[Figure record extracts]
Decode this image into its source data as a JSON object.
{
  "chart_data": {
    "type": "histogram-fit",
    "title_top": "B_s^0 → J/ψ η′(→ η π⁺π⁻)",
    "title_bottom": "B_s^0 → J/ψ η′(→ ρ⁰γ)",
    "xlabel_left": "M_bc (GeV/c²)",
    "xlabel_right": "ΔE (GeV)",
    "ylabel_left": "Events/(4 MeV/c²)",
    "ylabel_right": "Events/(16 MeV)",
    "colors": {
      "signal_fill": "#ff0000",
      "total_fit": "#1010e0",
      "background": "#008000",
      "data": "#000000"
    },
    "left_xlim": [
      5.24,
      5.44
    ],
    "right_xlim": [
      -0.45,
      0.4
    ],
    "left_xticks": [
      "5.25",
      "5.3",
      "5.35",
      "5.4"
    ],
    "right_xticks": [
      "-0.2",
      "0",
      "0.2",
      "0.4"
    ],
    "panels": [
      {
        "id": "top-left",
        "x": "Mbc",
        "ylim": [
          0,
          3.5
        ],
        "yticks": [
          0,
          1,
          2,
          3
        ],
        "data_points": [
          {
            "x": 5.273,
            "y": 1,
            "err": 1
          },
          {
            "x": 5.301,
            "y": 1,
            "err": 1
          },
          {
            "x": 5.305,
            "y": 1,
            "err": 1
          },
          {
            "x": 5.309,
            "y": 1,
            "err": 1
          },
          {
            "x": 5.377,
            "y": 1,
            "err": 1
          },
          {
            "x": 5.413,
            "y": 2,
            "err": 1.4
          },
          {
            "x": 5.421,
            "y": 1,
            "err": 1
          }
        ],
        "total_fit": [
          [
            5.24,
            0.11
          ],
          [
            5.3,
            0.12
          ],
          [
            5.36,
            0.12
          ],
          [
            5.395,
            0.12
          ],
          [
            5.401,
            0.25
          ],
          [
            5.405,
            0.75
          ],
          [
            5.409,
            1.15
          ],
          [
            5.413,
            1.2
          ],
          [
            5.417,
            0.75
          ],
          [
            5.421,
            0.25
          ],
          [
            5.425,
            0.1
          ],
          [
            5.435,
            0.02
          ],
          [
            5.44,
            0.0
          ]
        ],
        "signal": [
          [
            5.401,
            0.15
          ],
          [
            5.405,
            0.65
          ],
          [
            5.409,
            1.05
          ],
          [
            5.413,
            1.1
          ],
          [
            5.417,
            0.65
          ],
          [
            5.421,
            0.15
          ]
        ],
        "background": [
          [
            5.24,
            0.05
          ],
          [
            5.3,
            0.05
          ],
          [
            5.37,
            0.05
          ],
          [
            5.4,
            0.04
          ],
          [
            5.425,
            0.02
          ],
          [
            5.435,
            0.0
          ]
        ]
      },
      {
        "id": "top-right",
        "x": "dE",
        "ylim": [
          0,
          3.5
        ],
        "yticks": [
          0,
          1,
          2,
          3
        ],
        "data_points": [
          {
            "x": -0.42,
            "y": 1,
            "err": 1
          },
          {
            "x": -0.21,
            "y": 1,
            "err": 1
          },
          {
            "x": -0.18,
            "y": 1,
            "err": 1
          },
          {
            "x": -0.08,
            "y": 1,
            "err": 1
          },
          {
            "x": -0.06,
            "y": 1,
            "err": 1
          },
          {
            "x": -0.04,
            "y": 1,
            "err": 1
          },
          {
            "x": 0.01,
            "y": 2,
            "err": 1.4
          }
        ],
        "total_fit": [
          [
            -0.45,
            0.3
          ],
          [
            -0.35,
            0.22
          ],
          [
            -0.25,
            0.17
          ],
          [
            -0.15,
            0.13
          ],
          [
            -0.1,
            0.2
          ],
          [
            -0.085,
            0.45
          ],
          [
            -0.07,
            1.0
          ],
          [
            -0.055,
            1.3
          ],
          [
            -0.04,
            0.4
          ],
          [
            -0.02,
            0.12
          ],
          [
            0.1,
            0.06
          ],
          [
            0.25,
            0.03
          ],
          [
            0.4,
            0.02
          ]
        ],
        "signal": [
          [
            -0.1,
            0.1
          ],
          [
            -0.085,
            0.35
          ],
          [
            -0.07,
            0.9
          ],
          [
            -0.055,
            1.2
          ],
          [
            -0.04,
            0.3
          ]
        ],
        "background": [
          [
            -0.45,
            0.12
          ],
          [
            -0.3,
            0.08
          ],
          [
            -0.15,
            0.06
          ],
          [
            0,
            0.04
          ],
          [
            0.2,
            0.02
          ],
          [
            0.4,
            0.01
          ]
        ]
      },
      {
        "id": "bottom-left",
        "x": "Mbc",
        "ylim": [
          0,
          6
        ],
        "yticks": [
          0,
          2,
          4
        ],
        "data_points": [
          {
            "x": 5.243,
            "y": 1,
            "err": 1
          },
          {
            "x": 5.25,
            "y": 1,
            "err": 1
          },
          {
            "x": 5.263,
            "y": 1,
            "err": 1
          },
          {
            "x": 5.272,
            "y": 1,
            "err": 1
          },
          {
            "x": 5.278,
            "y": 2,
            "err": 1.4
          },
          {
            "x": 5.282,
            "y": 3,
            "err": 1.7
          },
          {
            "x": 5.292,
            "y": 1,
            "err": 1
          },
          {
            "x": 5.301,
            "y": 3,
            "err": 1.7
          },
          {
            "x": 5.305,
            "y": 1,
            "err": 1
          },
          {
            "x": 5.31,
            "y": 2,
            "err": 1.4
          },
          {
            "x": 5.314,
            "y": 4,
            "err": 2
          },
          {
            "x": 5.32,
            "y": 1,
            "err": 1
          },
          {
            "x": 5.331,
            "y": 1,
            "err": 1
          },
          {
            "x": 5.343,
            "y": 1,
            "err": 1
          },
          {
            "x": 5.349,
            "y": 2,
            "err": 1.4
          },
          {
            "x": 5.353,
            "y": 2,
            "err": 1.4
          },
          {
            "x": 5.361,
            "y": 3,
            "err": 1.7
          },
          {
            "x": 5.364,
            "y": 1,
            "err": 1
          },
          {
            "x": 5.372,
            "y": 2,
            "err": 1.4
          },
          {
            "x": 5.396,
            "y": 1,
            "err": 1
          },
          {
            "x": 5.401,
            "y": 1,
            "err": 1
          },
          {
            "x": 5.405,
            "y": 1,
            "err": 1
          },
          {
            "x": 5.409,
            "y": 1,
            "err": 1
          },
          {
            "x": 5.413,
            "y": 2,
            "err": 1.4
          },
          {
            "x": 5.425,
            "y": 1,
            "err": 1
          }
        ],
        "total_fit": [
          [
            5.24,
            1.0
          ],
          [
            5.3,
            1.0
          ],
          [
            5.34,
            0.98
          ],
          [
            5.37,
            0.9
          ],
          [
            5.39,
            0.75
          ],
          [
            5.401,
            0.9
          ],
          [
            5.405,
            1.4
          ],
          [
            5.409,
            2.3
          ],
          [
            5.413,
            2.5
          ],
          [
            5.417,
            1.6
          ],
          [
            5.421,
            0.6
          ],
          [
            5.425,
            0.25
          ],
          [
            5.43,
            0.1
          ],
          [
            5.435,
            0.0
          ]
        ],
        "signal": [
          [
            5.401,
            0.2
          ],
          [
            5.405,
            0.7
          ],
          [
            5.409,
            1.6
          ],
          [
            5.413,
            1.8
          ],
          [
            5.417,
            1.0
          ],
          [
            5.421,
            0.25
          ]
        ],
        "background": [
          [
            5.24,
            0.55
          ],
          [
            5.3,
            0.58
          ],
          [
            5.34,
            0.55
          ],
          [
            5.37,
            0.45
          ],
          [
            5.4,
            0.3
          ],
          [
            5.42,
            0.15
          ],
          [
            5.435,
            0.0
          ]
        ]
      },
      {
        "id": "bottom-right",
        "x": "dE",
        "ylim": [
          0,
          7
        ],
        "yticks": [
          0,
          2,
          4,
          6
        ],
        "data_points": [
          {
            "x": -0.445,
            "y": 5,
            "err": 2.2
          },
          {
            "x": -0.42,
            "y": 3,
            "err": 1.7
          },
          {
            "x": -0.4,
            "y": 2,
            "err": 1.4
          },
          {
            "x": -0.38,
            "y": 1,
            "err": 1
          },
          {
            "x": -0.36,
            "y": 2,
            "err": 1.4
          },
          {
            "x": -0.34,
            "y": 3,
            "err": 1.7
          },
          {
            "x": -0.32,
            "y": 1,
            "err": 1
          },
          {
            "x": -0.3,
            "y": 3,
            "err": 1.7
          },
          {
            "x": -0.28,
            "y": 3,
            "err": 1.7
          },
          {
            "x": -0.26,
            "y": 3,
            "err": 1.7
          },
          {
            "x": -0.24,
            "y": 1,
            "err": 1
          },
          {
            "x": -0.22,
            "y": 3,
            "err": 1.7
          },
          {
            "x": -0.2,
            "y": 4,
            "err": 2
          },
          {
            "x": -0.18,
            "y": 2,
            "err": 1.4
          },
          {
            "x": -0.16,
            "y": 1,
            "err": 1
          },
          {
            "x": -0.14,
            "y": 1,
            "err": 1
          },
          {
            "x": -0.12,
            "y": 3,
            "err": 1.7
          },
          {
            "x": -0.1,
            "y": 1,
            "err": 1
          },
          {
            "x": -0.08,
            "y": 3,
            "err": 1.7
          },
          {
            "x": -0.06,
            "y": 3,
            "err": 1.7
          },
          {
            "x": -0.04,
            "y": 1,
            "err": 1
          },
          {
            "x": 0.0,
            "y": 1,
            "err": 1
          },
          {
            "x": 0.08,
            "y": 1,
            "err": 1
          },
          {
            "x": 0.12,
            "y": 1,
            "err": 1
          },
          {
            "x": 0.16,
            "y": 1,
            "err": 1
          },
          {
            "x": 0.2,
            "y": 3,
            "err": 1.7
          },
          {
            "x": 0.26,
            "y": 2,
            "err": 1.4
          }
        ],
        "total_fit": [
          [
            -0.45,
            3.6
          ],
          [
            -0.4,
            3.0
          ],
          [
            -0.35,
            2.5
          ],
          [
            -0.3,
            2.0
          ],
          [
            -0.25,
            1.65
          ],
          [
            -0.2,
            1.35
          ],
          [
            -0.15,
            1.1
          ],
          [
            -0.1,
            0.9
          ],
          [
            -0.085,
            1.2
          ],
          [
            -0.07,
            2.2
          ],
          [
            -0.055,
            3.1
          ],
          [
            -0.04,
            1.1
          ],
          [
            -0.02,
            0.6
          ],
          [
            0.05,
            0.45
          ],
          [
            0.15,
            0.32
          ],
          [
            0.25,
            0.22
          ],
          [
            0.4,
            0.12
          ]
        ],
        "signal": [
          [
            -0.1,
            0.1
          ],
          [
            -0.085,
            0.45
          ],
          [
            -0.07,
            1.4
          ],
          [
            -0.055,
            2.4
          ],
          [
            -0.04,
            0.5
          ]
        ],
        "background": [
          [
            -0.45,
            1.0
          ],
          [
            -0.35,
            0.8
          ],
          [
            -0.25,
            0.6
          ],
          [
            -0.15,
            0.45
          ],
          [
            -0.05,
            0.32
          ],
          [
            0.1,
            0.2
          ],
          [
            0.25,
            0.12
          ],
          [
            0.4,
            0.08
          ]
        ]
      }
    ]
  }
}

:: EXERCISE GOAL ::
In the records above, locate the lines holding the word "Events". Copy each of them.

:: TASK ANSWER ::
    "ylabel_left": "Events/(4 MeV/c²)",
    "ylabel_right": "Events/(16 MeV)",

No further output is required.